▸ **Entries provided**:
---*---

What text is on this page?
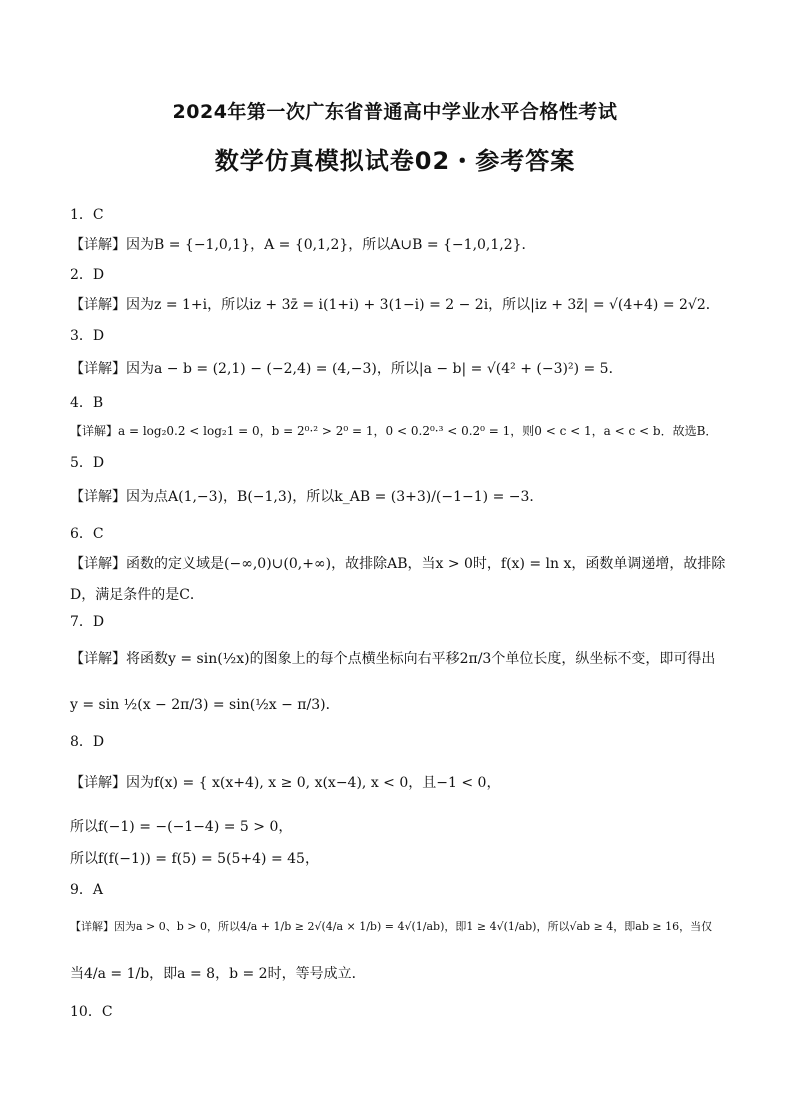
2024年第一次广东省普通高中学业水平合格性考试
数学仿真模拟试卷02・参考答案
1．C
【详解】因为B = {−1,0,1}，A = {0,1,2}，所以A∪B = {−1,0,1,2}．
2．D
【详解】因为z = 1+i，所以iz + 3z̄ = i(1+i) + 3(1−i) = 2 − 2i，所以|iz + 3z̄| = √(4+4) = 2√2．
3．D
【详解】因为a − b = (2,1) − (−2,4) = (4,−3)，所以|a − b| = √(4² + (−3)²) = 5．
4．B
【详解】a = log₂0.2 < log₂1 = 0，b = 2⁰·² > 2⁰ = 1，0 < 0.2⁰·³ < 0.2⁰ = 1，则0 < c < 1，a < c < b．故选B．
5．D
【详解】因为点A(1,−3)，B(−1,3)，所以k_AB = (3+3)/(−1−1) = −3．
6．C
【详解】函数的定义域是(−∞,0)∪(0,+∞)，故排除AB，当x > 0时，f(x) = ln x，函数单调递增，故排除
D，满足条件的是C．
7．D
【详解】将函数y = sin(½x)的图象上的每个点横坐标向右平移2π/3个单位长度，纵坐标不变，即可得出
y = sin ½(x − 2π/3) = sin(½x − π/3)．
8．D
【详解】因为f(x) = { x(x+4), x ≥ 0, x(x−4), x < 0，且−1 < 0，
所以f(−1) = −(−1−4) = 5 > 0，
所以f(f(−1)) = f(5) = 5(5+4) = 45，
9．A
【详解】因为a > 0、b > 0，所以4/a + 1/b ≥ 2√(4/a × 1/b) = 4√(1/ab)，即1 ≥ 4√(1/ab)，所以√ab ≥ 4，即ab ≥ 16，当仅
当4/a = 1/b，即a = 8，b = 2时，等号成立．
10．C
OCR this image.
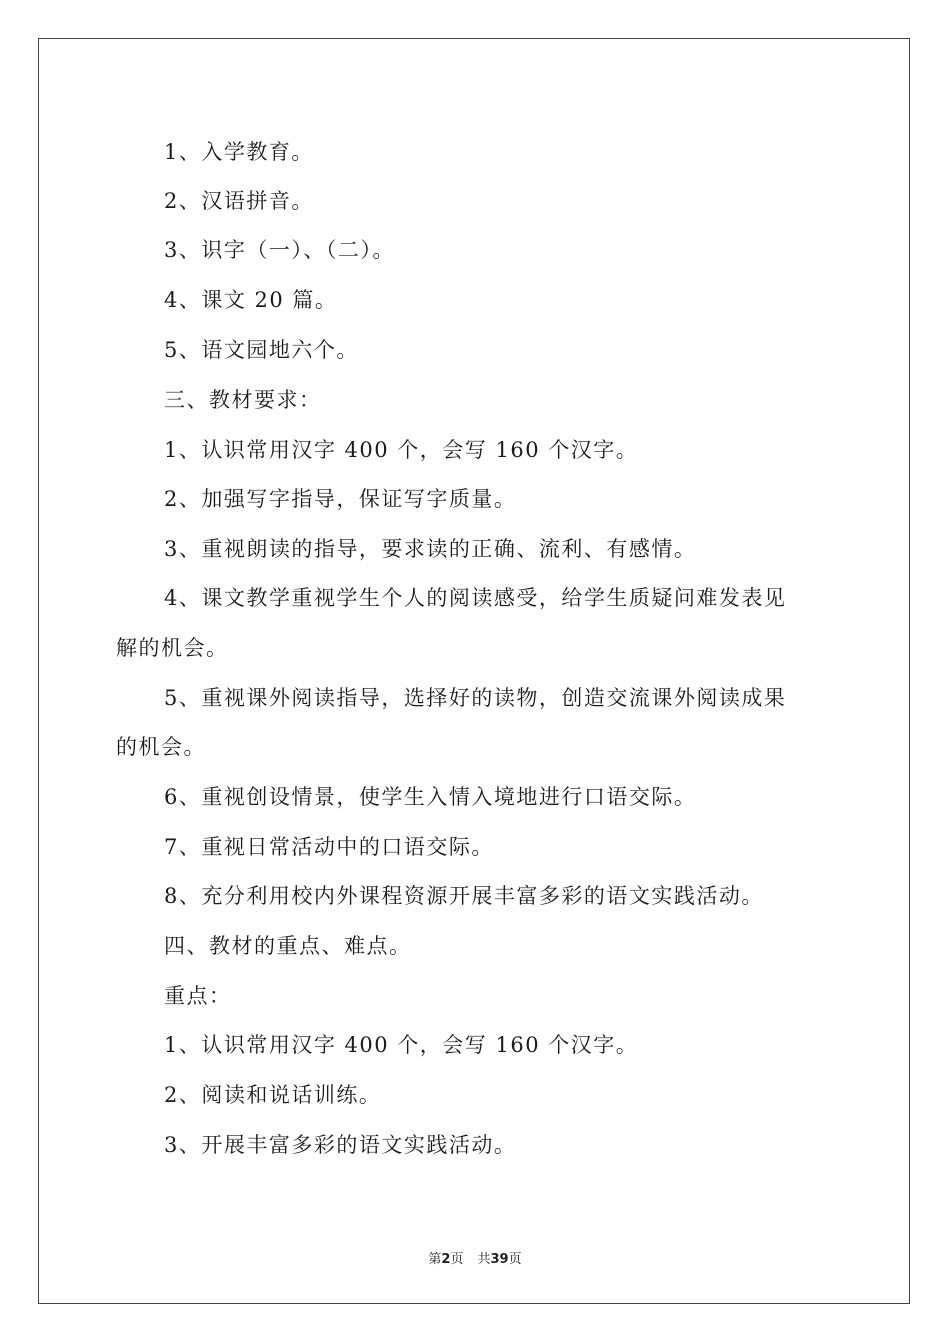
1、入学教育。
2、汉语拼音。
3、识字（一）、（二）。
4、课文 20 篇。
5、语文园地六个。
三、教材要求：
1、认识常用汉字 400 个，会写 160 个汉字。
2、加强写字指导，保证写字质量。
3、重视朗读的指导，要求读的正确、流利、有感情。
4、课文教学重视学生个人的阅读感受，给学生质疑问难发表见
解的机会。
5、重视课外阅读指导，选择好的读物，创造交流课外阅读成果
的机会。
6、重视创设情景，使学生入情入境地进行口语交际。
7、重视日常活动中的口语交际。
8、充分利用校内外课程资源开展丰富多彩的语文实践活动。
四、教材的重点、难点。
重点：
1、认识常用汉字 400 个，会写 160 个汉字。
2、阅读和说话训练。
3、开展丰富多彩的语文实践活动。
第2页 共39页
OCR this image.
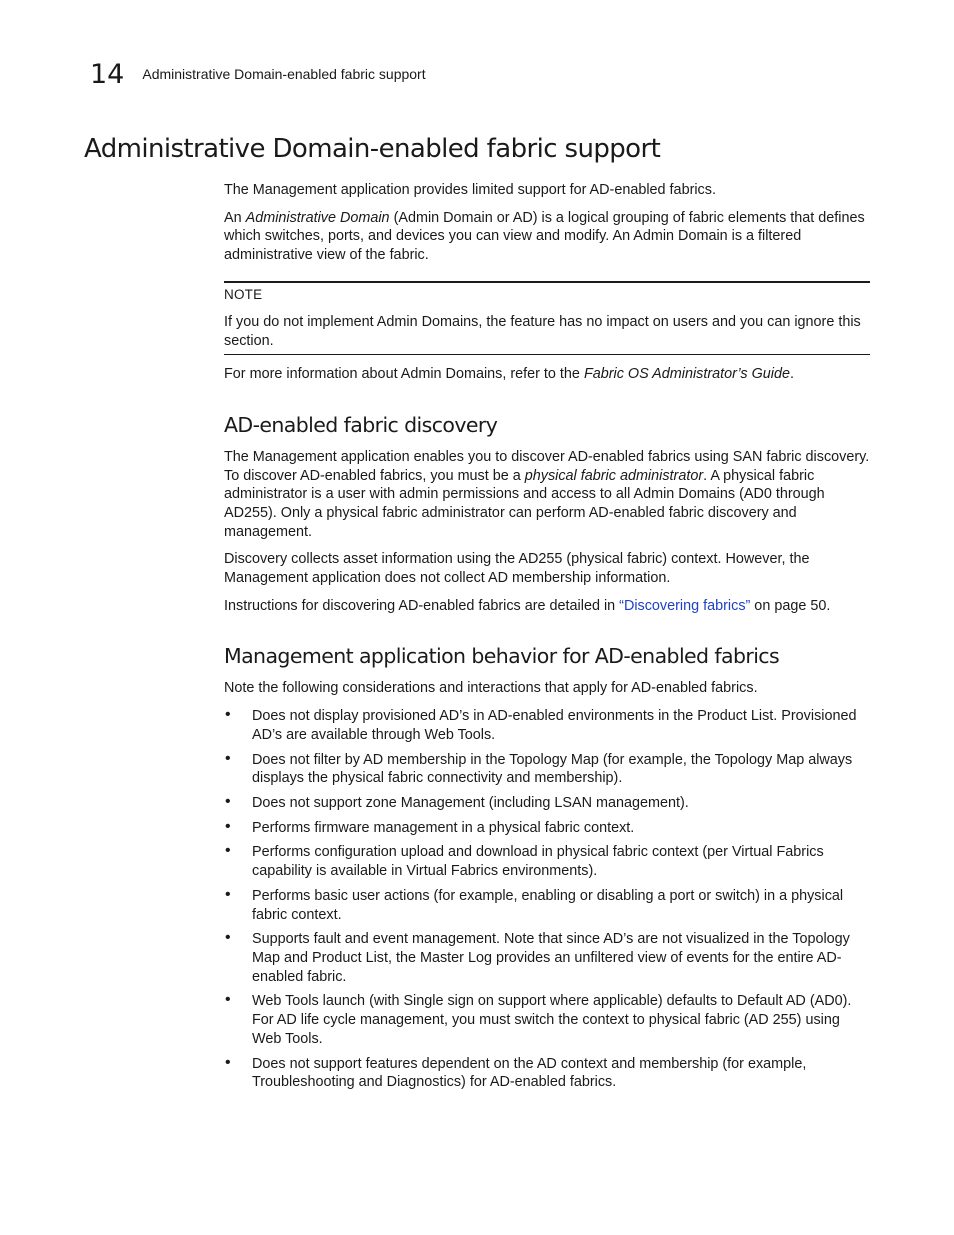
14 Administrative Domain-enabled fabric support
Administrative Domain-enabled fabric support

The Management application provides limited support for AD-enabled fabrics.

An Administrative Domain (Admin Domain or AD) is a logical grouping of fabric elements that defines which switches, ports, and devices you can view and modify. An Admin Domain is a filtered administrative view of the fabric.

NOTE

If you do not implement Admin Domains, the feature has no impact on users and you can ignore this section.

For more information about Admin Domains, refer to the Fabric OS Administrator’s Guide.

AD-enabled fabric discovery

The Management application enables you to discover AD-enabled fabrics using SAN fabric discovery. To discover AD-enabled fabrics, you must be a physical fabric administrator. A physical fabric administrator is a user with admin permissions and access to all Admin Domains (AD0 through AD255). Only a physical fabric administrator can perform AD-enabled fabric discovery and management.

Discovery collects asset information using the AD255 (physical fabric) context. However, the Management application does not collect AD membership information.

Instructions for discovering AD-enabled fabrics are detailed in “Discovering fabrics” on page 50.

Management application behavior for AD-enabled fabrics

Note the following considerations and interactions that apply for AD-enabled fabrics.

• Does not display provisioned AD’s in AD-enabled environments in the Product List. Provisioned AD’s are available through Web Tools.
• Does not filter by AD membership in the Topology Map (for example, the Topology Map always displays the physical fabric connectivity and membership).
• Does not support zone Management (including LSAN management).
• Performs firmware management in a physical fabric context.
• Performs configuration upload and download in physical fabric context (per Virtual Fabrics capability is available in Virtual Fabrics environments).
• Performs basic user actions (for example, enabling or disabling a port or switch) in a physical fabric context.
• Supports fault and event management. Note that since AD’s are not visualized in the Topology Map and Product List, the Master Log provides an unfiltered view of events for the entire AD-enabled fabric.
• Web Tools launch (with Single sign on support where applicable) defaults to Default AD (AD0). For AD life cycle management, you must switch the context to physical fabric (AD 255) using Web Tools.
• Does not support features dependent on the AD context and membership (for example, Troubleshooting and Diagnostics) for AD-enabled fabrics.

---*---

▸ **What is expected**:
Copy every line of the listing where the word "membership" appears.

▸ **Response to this exercise**:
Discovery collects asset information using the AD255 (physical fabric) context. However, the Management application does not collect AD membership information.
• Does not filter by AD membership in the Topology Map (for example, the Topology Map always displays the physical fabric connectivity and membership).
• Does not support features dependent on the AD context and membership (for example, Troubleshooting and Diagnostics) for AD-enabled fabrics.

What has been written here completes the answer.